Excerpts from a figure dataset
******************************
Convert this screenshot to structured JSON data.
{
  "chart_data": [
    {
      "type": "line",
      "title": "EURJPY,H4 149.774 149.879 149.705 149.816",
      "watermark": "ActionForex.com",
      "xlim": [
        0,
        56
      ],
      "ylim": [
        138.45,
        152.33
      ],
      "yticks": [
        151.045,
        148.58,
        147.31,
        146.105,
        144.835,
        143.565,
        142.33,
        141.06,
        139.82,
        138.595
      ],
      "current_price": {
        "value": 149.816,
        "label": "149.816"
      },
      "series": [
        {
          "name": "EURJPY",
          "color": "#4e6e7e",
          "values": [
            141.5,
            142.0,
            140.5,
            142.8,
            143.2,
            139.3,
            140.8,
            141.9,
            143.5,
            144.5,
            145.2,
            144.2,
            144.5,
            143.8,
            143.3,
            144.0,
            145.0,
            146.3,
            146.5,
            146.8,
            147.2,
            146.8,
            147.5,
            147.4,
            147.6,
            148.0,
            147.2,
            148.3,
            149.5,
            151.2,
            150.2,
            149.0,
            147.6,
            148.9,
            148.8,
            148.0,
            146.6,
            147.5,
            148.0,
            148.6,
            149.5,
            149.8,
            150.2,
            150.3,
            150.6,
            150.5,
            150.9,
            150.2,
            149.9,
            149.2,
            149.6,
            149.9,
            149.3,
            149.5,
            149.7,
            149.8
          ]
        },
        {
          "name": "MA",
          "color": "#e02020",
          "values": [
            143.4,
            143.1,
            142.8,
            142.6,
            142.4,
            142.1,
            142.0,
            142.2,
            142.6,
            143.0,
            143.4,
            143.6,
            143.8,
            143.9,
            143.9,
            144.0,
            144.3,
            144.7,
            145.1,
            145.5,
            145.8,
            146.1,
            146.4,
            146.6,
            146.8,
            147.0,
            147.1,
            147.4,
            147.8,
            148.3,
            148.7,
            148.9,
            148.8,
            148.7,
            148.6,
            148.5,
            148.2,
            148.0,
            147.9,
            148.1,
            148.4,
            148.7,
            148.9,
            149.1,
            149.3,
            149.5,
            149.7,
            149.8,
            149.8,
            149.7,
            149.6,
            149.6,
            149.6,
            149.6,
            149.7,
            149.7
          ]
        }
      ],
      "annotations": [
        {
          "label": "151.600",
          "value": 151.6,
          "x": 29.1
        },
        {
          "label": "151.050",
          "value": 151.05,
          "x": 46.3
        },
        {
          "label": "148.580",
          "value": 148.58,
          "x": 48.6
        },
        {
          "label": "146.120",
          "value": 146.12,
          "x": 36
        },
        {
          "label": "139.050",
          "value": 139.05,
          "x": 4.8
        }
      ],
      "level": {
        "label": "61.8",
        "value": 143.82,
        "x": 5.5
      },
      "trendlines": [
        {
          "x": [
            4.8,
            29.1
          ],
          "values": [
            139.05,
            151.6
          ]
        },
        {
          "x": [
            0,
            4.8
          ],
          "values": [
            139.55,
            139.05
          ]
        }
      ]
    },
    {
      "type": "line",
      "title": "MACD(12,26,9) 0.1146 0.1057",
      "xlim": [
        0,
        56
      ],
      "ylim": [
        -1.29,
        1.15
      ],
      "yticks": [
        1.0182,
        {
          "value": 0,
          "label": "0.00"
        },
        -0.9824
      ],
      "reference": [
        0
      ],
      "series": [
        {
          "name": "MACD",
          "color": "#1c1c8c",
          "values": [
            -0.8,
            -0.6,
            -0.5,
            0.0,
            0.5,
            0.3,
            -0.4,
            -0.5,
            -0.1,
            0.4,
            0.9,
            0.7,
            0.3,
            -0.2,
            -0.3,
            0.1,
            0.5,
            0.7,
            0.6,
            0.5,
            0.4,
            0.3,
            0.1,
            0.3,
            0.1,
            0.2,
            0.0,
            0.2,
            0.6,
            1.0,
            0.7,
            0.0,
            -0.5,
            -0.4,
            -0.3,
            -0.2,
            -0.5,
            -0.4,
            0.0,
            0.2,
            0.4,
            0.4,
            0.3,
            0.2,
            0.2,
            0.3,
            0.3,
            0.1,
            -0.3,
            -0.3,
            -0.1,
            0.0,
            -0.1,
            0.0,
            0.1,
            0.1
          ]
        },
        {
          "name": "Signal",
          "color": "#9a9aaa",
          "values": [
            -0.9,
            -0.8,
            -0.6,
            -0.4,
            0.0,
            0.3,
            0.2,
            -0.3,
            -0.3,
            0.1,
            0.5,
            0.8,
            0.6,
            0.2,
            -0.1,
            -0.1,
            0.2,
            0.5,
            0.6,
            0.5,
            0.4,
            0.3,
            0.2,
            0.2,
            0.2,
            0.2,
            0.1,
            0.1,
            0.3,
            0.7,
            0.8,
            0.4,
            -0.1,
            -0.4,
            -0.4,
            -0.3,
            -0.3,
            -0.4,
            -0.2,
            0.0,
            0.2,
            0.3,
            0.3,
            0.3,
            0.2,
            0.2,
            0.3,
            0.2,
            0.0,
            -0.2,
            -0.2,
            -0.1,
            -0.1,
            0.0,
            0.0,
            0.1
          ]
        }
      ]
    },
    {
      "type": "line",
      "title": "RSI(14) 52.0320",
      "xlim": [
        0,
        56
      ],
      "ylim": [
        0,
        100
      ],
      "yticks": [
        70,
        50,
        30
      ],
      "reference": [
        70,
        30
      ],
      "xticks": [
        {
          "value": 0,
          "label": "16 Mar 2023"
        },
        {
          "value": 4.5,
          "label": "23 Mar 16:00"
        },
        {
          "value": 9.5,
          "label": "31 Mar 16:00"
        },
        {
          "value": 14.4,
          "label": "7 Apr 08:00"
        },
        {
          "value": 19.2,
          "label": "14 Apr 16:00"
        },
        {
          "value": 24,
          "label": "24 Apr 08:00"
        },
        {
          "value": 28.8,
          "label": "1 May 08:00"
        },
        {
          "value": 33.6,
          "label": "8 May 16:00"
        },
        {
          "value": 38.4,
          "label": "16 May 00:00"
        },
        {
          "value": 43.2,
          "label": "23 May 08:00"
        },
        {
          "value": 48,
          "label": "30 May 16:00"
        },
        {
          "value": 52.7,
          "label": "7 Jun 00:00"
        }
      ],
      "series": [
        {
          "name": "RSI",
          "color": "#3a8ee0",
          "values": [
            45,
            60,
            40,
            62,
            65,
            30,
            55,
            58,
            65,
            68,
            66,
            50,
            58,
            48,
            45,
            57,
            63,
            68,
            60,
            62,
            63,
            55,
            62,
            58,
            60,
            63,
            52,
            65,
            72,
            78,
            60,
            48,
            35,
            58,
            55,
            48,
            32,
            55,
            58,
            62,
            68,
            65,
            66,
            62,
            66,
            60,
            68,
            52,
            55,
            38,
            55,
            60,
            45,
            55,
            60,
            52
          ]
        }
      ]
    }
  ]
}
******************************
Output all of the data above without any alteration.

The answer —
Convert this screenshot to structured JSON data.
{
  "chart_data": [
    {
      "type": "line",
      "title": "EURJPY,H4 149.774 149.879 149.705 149.816",
      "watermark": "ActionForex.com",
      "xlim": [
        0,
        56
      ],
      "ylim": [
        138.45,
        152.33
      ],
      "yticks": [
        151.045,
        148.58,
        147.31,
        146.105,
        144.835,
        143.565,
        142.33,
        141.06,
        139.82,
        138.595
      ],
      "current_price": {
        "value": 149.816,
        "label": "149.816"
      },
      "series": [
        {
          "name": "EURJPY",
          "color": "#4e6e7e",
          "values": [
            141.5,
            142.0,
            140.5,
            142.8,
            143.2,
            139.3,
            140.8,
            141.9,
            143.5,
            144.5,
            145.2,
            144.2,
            144.5,
            143.8,
            143.3,
            144.0,
            145.0,
            146.3,
            146.5,
            146.8,
            147.2,
            146.8,
            147.5,
            147.4,
            147.6,
            148.0,
            147.2,
            148.3,
            149.5,
            151.2,
            150.2,
            149.0,
            147.6,
            148.9,
            148.8,
            148.0,
            146.6,
            147.5,
            148.0,
            148.6,
            149.5,
            149.8,
            150.2,
            150.3,
            150.6,
            150.5,
            150.9,
            150.2,
            149.9,
            149.2,
            149.6,
            149.9,
            149.3,
            149.5,
            149.7,
            149.8
          ]
        },
        {
          "name": "MA",
          "color": "#e02020",
          "values": [
            143.4,
            143.1,
            142.8,
            142.6,
            142.4,
            142.1,
            142.0,
            142.2,
            142.6,
            143.0,
            143.4,
            143.6,
            143.8,
            143.9,
            143.9,
            144.0,
            144.3,
            144.7,
            145.1,
            145.5,
            145.8,
            146.1,
            146.4,
            146.6,
            146.8,
            147.0,
            147.1,
            147.4,
            147.8,
            148.3,
            148.7,
            148.9,
            148.8,
            148.7,
            148.6,
            148.5,
            148.2,
            148.0,
            147.9,
            148.1,
            148.4,
            148.7,
            148.9,
            149.1,
            149.3,
            149.5,
            149.7,
            149.8,
            149.8,
            149.7,
            149.6,
            149.6,
            149.6,
            149.6,
            149.7,
            149.7
          ]
        }
      ],
      "annotations": [
        {
          "label": "151.600",
          "value": 151.6,
          "x": 29.1
        },
        {
          "label": "151.050",
          "value": 151.05,
          "x": 46.3
        },
        {
          "label": "148.580",
          "value": 148.58,
          "x": 48.6
        },
        {
          "label": "146.120",
          "value": 146.12,
          "x": 36
        },
        {
          "label": "139.050",
          "value": 139.05,
          "x": 4.8
        }
      ],
      "level": {
        "label": "61.8",
        "value": 143.82,
        "x": 5.5
      },
      "trendlines": [
        {
          "x": [
            4.8,
            29.1
          ],
          "values": [
            139.05,
            151.6
          ]
        },
        {
          "x": [
            0,
            4.8
          ],
          "values": [
            139.55,
            139.05
          ]
        }
      ]
    },
    {
      "type": "line",
      "title": "MACD(12,26,9) 0.1146 0.1057",
      "xlim": [
        0,
        56
      ],
      "ylim": [
        -1.29,
        1.15
      ],
      "yticks": [
        1.0182,
        {
          "value": 0,
          "label": "0.00"
        },
        -0.9824
      ],
      "reference": [
        0
      ],
      "series": [
        {
          "name": "MACD",
          "color": "#1c1c8c",
          "values": [
            -0.8,
            -0.6,
            -0.5,
            0.0,
            0.5,
            0.3,
            -0.4,
            -0.5,
            -0.1,
            0.4,
            0.9,
            0.7,
            0.3,
            -0.2,
            -0.3,
            0.1,
            0.5,
            0.7,
            0.6,
            0.5,
            0.4,
            0.3,
            0.1,
            0.3,
            0.1,
            0.2,
            0.0,
            0.2,
            0.6,
            1.0,
            0.7,
            0.0,
            -0.5,
            -0.4,
            -0.3,
            -0.2,
            -0.5,
            -0.4,
            0.0,
            0.2,
            0.4,
            0.4,
            0.3,
            0.2,
            0.2,
            0.3,
            0.3,
            0.1,
            -0.3,
            -0.3,
            -0.1,
            0.0,
            -0.1,
            0.0,
            0.1,
            0.1
          ]
        },
        {
          "name": "Signal",
          "color": "#9a9aaa",
          "values": [
            -0.9,
            -0.8,
            -0.6,
            -0.4,
            0.0,
            0.3,
            0.2,
            -0.3,
            -0.3,
            0.1,
            0.5,
            0.8,
            0.6,
            0.2,
            -0.1,
            -0.1,
            0.2,
            0.5,
            0.6,
            0.5,
            0.4,
            0.3,
            0.2,
            0.2,
            0.2,
            0.2,
            0.1,
            0.1,
            0.3,
            0.7,
            0.8,
            0.4,
            -0.1,
            -0.4,
            -0.4,
            -0.3,
            -0.3,
            -0.4,
            -0.2,
            0.0,
            0.2,
            0.3,
            0.3,
            0.3,
            0.2,
            0.2,
            0.3,
            0.2,
            0.0,
            -0.2,
            -0.2,
            -0.1,
            -0.1,
            0.0,
            0.0,
            0.1
          ]
        }
      ]
    },
    {
      "type": "line",
      "title": "RSI(14) 52.0320",
      "xlim": [
        0,
        56
      ],
      "ylim": [
        0,
        100
      ],
      "yticks": [
        70,
        50,
        30
      ],
      "reference": [
        70,
        30
      ],
      "xticks": [
        {
          "value": 0,
          "label": "16 Mar 2023"
        },
        {
          "value": 4.5,
          "label": "23 Mar 16:00"
        },
        {
          "value": 9.5,
          "label": "31 Mar 16:00"
        },
        {
          "value": 14.4,
          "label": "7 Apr 08:00"
        },
        {
          "value": 19.2,
          "label": "14 Apr 16:00"
        },
        {
          "value": 24,
          "label": "24 Apr 08:00"
        },
        {
          "value": 28.8,
          "label": "1 May 08:00"
        },
        {
          "value": 33.6,
          "label": "8 May 16:00"
        },
        {
          "value": 38.4,
          "label": "16 May 00:00"
        },
        {
          "value": 43.2,
          "label": "23 May 08:00"
        },
        {
          "value": 48,
          "label": "30 May 16:00"
        },
        {
          "value": 52.7,
          "label": "7 Jun 00:00"
        }
      ],
      "series": [
        {
          "name": "RSI",
          "color": "#3a8ee0",
          "values": [
            45,
            60,
            40,
            62,
            65,
            30,
            55,
            58,
            65,
            68,
            66,
            50,
            58,
            48,
            45,
            57,
            63,
            68,
            60,
            62,
            63,
            55,
            62,
            58,
            60,
            63,
            52,
            65,
            72,
            78,
            60,
            48,
            35,
            58,
            55,
            48,
            32,
            55,
            58,
            62,
            68,
            65,
            66,
            62,
            66,
            60,
            68,
            52,
            55,
            38,
            55,
            60,
            45,
            55,
            60,
            52
          ]
        }
      ]
    }
  ]
}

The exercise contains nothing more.